All records below must be retyped exactly.

+++ DATASET +++

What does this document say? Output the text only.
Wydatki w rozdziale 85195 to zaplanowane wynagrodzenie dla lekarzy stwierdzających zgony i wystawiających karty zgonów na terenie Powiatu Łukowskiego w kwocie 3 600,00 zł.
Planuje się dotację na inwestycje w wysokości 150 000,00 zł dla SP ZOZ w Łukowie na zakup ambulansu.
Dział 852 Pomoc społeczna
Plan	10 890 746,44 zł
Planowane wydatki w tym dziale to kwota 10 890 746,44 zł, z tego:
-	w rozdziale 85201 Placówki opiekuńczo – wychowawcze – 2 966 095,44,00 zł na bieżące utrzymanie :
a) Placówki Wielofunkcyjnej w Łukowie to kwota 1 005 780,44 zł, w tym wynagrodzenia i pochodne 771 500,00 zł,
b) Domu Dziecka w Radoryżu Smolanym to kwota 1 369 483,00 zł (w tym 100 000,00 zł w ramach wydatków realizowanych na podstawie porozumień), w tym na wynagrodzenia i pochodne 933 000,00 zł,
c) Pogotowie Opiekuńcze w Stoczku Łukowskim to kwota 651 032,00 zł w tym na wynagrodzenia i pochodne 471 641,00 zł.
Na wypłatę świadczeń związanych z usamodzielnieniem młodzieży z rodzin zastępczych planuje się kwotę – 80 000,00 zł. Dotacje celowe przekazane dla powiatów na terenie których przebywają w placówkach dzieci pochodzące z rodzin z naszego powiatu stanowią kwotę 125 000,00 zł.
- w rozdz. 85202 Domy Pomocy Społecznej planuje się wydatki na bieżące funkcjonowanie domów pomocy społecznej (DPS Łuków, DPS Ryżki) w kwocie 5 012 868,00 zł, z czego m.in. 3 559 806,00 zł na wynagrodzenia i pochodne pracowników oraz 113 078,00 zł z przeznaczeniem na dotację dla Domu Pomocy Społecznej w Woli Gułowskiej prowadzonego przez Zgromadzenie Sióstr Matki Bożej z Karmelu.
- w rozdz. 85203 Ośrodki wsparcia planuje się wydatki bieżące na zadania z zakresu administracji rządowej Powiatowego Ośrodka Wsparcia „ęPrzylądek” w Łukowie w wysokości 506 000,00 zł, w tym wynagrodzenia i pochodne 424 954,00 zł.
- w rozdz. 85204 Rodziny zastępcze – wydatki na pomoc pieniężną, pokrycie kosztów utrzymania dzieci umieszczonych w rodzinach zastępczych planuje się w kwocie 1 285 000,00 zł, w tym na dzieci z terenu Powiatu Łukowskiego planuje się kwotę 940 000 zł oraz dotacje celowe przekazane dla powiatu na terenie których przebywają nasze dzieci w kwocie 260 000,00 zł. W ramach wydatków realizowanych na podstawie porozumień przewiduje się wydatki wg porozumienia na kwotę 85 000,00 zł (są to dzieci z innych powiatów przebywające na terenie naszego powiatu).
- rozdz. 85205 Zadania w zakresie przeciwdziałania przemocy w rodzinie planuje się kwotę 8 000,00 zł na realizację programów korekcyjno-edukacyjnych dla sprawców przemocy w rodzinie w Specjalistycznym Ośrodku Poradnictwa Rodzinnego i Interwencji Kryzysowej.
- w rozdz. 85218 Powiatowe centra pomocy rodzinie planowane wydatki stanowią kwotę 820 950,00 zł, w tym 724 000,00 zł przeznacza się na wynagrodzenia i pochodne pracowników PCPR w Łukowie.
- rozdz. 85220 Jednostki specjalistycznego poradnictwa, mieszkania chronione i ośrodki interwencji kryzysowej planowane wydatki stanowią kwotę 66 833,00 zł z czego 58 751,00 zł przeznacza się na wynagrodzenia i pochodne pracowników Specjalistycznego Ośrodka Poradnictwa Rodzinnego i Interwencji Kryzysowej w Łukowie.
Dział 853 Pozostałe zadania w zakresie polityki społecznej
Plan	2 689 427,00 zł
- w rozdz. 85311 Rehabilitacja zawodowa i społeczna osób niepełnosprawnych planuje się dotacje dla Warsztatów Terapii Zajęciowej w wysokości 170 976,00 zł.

+++

REPLY:
What does this document say? Output the text only.
Wydatki w rozdziale 85195 to zaplanowane wynagrodzenie dla lekarzy stwierdzających zgony i wystawiających karty zgonów na terenie Powiatu Łukowskiego w kwocie 3 600,00 zł.
Planuje się dotację na inwestycje w wysokości 150 000,00 zł dla SP ZOZ w Łukowie na zakup ambulansu.
Dział 852 Pomoc społeczna
Plan	10 890 746,44 zł
Planowane wydatki w tym dziale to kwota 10 890 746,44 zł, z tego:
-	w rozdziale 85201 Placówki opiekuńczo – wychowawcze – 2 966 095,44,00 zł na bieżące utrzymanie :
a) Placówki Wielofunkcyjnej w Łukowie to kwota 1 005 780,44 zł, w tym wynagrodzenia i pochodne 771 500,00 zł,
b) Domu Dziecka w Radoryżu Smolanym to kwota 1 369 483,00 zł (w tym 100 000,00 zł w ramach wydatków realizowanych na podstawie porozumień), w tym na wynagrodzenia i pochodne 933 000,00 zł,
c) Pogotowie Opiekuńcze w Stoczku Łukowskim to kwota 651 032,00 zł w tym na wynagrodzenia i pochodne 471 641,00 zł.
Na wypłatę świadczeń związanych z usamodzielnieniem młodzieży z rodzin zastępczych planuje się kwotę – 80 000,00 zł. Dotacje celowe przekazane dla powiatów na terenie których przebywają w placówkach dzieci pochodzące z rodzin z naszego powiatu stanowią kwotę 125 000,00 zł.
- w rozdz. 85202 Domy Pomocy Społecznej planuje się wydatki na bieżące funkcjonowanie domów pomocy społecznej (DPS Łuków, DPS Ryżki) w kwocie 5 012 868,00 zł, z czego m.in. 3 559 806,00 zł na wynagrodzenia i pochodne pracowników oraz 113 078,00 zł z przeznaczeniem na dotację dla Domu Pomocy Społecznej w Woli Gułowskiej prowadzonego przez Zgromadzenie Sióstr Matki Bożej z Karmelu.
- w rozdz. 85203 Ośrodki wsparcia planuje się wydatki bieżące na zadania z zakresu administracji rządowej Powiatowego Ośrodka Wsparcia „ęPrzylądek” w Łukowie w wysokości 506 000,00 zł, w tym wynagrodzenia i pochodne 424 954,00 zł.
- w rozdz. 85204 Rodziny zastępcze – wydatki na pomoc pieniężną, pokrycie kosztów utrzymania dzieci umieszczonych w rodzinach zastępczych planuje się w kwocie 1 285 000,00 zł, w tym na dzieci z terenu Powiatu Łukowskiego planuje się kwotę 940 000 zł oraz dotacje celowe przekazane dla powiatu na terenie których przebywają nasze dzieci w kwocie 260 000,00 zł. W ramach wydatków realizowanych na podstawie porozumień przewiduje się wydatki wg porozumienia na kwotę 85 000,00 zł (są to dzieci z innych powiatów przebywające na terenie naszego powiatu).
- rozdz. 85205 Zadania w zakresie przeciwdziałania przemocy w rodzinie planuje się kwotę 8 000,00 zł na realizację programów korekcyjno-edukacyjnych dla sprawców przemocy w rodzinie w Specjalistycznym Ośrodku Poradnictwa Rodzinnego i Interwencji Kryzysowej.
- w rozdz. 85218 Powiatowe centra pomocy rodzinie planowane wydatki stanowią kwotę 820 950,00 zł, w tym 724 000,00 zł przeznacza się na wynagrodzenia i pochodne pracowników PCPR w Łukowie.
- rozdz. 85220 Jednostki specjalistycznego poradnictwa, mieszkania chronione i ośrodki interwencji kryzysowej planowane wydatki stanowią kwotę 66 833,00 zł z czego 58 751,00 zł przeznacza się na wynagrodzenia i pochodne pracowników Specjalistycznego Ośrodka Poradnictwa Rodzinnego i Interwencji Kryzysowej w Łukowie.
Dział 853 Pozostałe zadania w zakresie polityki społecznej
Plan	2 689 427,00 zł
- w rozdz. 85311 Rehabilitacja zawodowa i społeczna osób niepełnosprawnych planuje się dotacje dla Warsztatów Terapii Zajęciowej w wysokości 170 976,00 zł.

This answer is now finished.